## Source material

= = = = =

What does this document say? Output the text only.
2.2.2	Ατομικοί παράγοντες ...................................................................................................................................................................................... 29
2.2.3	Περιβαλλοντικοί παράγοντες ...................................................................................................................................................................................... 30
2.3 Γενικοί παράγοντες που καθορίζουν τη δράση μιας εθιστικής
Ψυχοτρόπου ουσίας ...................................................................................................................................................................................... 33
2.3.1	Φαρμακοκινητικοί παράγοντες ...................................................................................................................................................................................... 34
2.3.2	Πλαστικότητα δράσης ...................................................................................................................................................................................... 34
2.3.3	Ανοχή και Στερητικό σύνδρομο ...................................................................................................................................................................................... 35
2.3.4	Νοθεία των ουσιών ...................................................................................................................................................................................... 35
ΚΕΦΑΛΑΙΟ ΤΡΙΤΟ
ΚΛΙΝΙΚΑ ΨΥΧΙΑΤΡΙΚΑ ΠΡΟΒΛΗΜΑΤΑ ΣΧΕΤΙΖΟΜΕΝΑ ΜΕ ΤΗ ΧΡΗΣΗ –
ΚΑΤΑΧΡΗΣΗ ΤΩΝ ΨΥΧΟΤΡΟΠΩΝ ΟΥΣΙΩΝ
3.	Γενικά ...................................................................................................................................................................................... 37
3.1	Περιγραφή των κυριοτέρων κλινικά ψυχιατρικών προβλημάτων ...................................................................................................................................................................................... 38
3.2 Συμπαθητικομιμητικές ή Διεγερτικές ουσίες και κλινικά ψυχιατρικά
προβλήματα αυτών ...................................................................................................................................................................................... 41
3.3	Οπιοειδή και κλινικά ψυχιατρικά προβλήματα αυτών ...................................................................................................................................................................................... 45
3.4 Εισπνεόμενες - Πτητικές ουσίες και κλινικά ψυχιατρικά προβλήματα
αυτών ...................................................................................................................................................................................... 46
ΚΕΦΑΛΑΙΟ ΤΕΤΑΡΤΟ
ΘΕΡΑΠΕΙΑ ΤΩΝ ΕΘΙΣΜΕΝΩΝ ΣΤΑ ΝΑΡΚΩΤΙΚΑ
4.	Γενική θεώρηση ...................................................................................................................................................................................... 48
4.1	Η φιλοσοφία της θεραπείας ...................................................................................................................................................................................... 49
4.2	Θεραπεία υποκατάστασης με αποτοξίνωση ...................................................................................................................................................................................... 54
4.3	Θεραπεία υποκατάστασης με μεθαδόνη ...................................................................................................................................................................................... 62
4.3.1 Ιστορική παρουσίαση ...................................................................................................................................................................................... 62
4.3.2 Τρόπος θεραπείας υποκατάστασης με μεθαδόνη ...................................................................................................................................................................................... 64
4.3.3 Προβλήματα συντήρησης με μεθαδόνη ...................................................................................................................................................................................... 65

= = = = =

## What you should do
Gather and copy every line of the data in which the string "ουσίες" is found.

## Task result
3.2 Συμπαθητικομιμητικές ή Διεγερτικές ουσίες και κλινικά ψυχιατρικά
3.4 Εισπνεόμενες - Πτητικές ουσίες και κλινικά ψυχιατρικά προβλήματα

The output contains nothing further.